Saved entries:
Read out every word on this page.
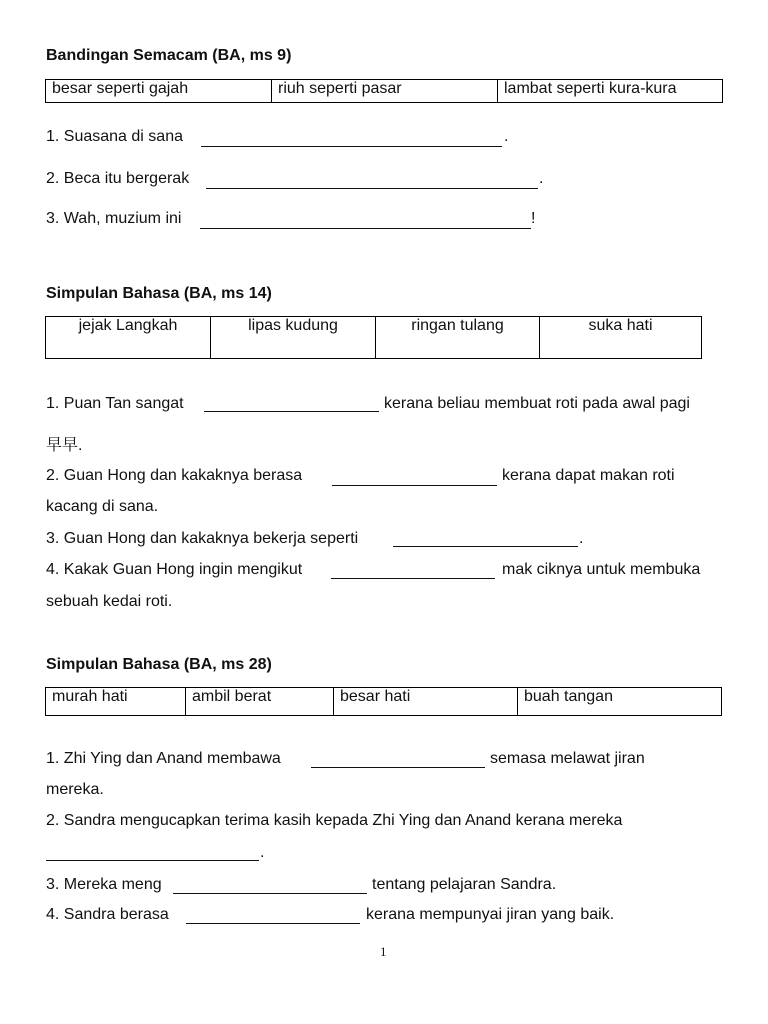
Bandingan Semacam (BA, ms 9)
besar seperti gajah	riuh seperti pasar	lambat seperti kura-kura
1. Suasana di sana	.
2. Beca itu bergerak	.
3. Wah, muzium ini	!
Simpulan Bahasa (BA, ms 14)
jejak Langkah	lipas kudung	ringan tulang	suka hati
1. Puan Tan sangat	kerana beliau membuat roti pada awal pagi
早早.
2. Guan Hong dan kakaknya berasa	kerana dapat makan roti
kacang di sana.
3. Guan Hong dan kakaknya bekerja seperti	.
4. Kakak Guan Hong ingin mengikut	mak ciknya untuk membuka
sebuah kedai roti.
Simpulan Bahasa (BA, ms 28)
murah hati	ambil berat	besar hati	buah tangan
1. Zhi Ying dan Anand membawa	semasa melawat jiran
mereka.
2. Sandra mengucapkan terima kasih kepada Zhi Ying dan Anand kerana mereka
.
3. Mereka meng	tentang pelajaran Sandra.
4. Sandra berasa	kerana mempunyai jiran yang baik.
1
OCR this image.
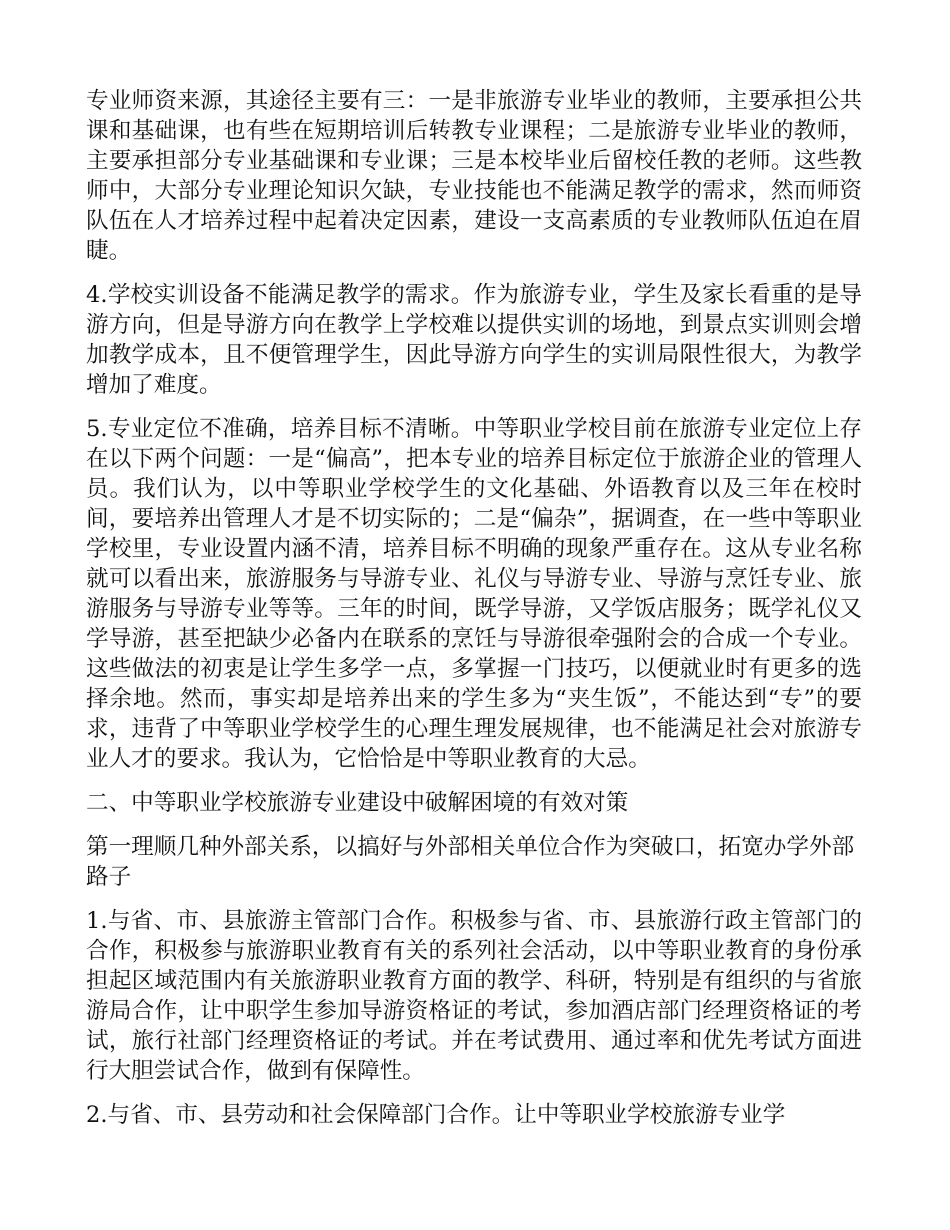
专业师资来源，其途径主要有三：一是非旅游专业毕业的教师，主要承担公共课和基础课，也有些在短期培训后转教专业课程；二是旅游专业毕业的教师，主要承担部分专业基础课和专业课；三是本校毕业后留校任教的老师。这些教师中，大部分专业理论知识欠缺，专业技能也不能满足教学的需求，然而师资队伍在人才培养过程中起着决定因素，建设一支高素质的专业教师队伍迫在眉睫。

4.学校实训设备不能满足教学的需求。作为旅游专业，学生及家长看重的是导游方向，但是导游方向在教学上学校难以提供实训的场地，到景点实训则会增加教学成本，且不便管理学生，因此导游方向学生的实训局限性很大，为教学增加了难度。

5.专业定位不准确，培养目标不清晰。中等职业学校目前在旅游专业定位上存在以下两个问题：一是“偏高”，把本专业的培养目标定位于旅游企业的管理人员。我们认为，以中等职业学校学生的文化基础、外语教育以及三年在校时间，要培养出管理人才是不切实际的；二是“偏杂”，据调查，在一些中等职业学校里，专业设置内涵不清，培养目标不明确的现象严重存在。这从专业名称就可以看出来，旅游服务与导游专业、礼仪与导游专业、导游与烹饪专业、旅游服务与导游专业等等。三年的时间，既学导游，又学饭店服务；既学礼仪又学导游，甚至把缺少必备内在联系的烹饪与导游很牵强附会的合成一个专业。这些做法的初衷是让学生多学一点，多掌握一门技巧，以便就业时有更多的选择余地。然而，事实却是培养出来的学生多为“夹生饭”，不能达到“专”的要求，违背了中等职业学校学生的心理生理发展规律，也不能满足社会对旅游专业人才的要求。我认为，它恰恰是中等职业教育的大忌。

二、中等职业学校旅游专业建设中破解困境的有效对策

第一理顺几种外部关系，以搞好与外部相关单位合作为突破口，拓宽办学外部路子

1.与省、市、县旅游主管部门合作。积极参与省、市、县旅游行政主管部门的合作，积极参与旅游职业教育有关的系列社会活动，以中等职业教育的身份承担起区域范围内有关旅游职业教育方面的教学、科研，特别是有组织的与省旅游局合作，让中职学生参加导游资格证的考试，参加酒店部门经理资格证的考试，旅行社部门经理资格证的考试。并在考试费用、通过率和优先考试方面进行大胆尝试合作，做到有保障性。

2.与省、市、县劳动和社会保障部门合作。让中等职业学校旅游专业学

--- EXERCISE ---
Exactly as they appear, repeat the lines from the one containing "OCR this image." through the last line of the entries, counting both ends. Pictures stay out.

--- SOLUTION FOR THIS TASK ---
OCR this image.
专业师资来源，其途径主要有三：一是非旅游专业毕业的教师，主要承担公共课和基础课，也有些在短期培训后转教专业课程；二是旅游专业毕业的教师，主要承担部分专业基础课和专业课；三是本校毕业后留校任教的老师。这些教师中，大部分专业理论知识欠缺，专业技能也不能满足教学的需求，然而师资队伍在人才培养过程中起着决定因素，建设一支高素质的专业教师队伍迫在眉睫。

4.学校实训设备不能满足教学的需求。作为旅游专业，学生及家长看重的是导游方向，但是导游方向在教学上学校难以提供实训的场地，到景点实训则会增加教学成本，且不便管理学生，因此导游方向学生的实训局限性很大，为教学增加了难度。

5.专业定位不准确，培养目标不清晰。中等职业学校目前在旅游专业定位上存在以下两个问题：一是“偏高”，把本专业的培养目标定位于旅游企业的管理人员。我们认为，以中等职业学校学生的文化基础、外语教育以及三年在校时间，要培养出管理人才是不切实际的；二是“偏杂”，据调查，在一些中等职业学校里，专业设置内涵不清，培养目标不明确的现象严重存在。这从专业名称就可以看出来，旅游服务与导游专业、礼仪与导游专业、导游与烹饪专业、旅游服务与导游专业等等。三年的时间，既学导游，又学饭店服务；既学礼仪又学导游，甚至把缺少必备内在联系的烹饪与导游很牵强附会的合成一个专业。这些做法的初衷是让学生多学一点，多掌握一门技巧，以便就业时有更多的选择余地。然而，事实却是培养出来的学生多为“夹生饭”，不能达到“专”的要求，违背了中等职业学校学生的心理生理发展规律，也不能满足社会对旅游专业人才的要求。我认为，它恰恰是中等职业教育的大忌。

二、中等职业学校旅游专业建设中破解困境的有效对策

第一理顺几种外部关系，以搞好与外部相关单位合作为突破口，拓宽办学外部路子

1.与省、市、县旅游主管部门合作。积极参与省、市、县旅游行政主管部门的合作，积极参与旅游职业教育有关的系列社会活动，以中等职业教育的身份承担起区域范围内有关旅游职业教育方面的教学、科研，特别是有组织的与省旅游局合作，让中职学生参加导游资格证的考试，参加酒店部门经理资格证的考试，旅行社部门经理资格证的考试。并在考试费用、通过率和优先考试方面进行大胆尝试合作，做到有保障性。

2.与省、市、县劳动和社会保障部门合作。让中等职业学校旅游专业学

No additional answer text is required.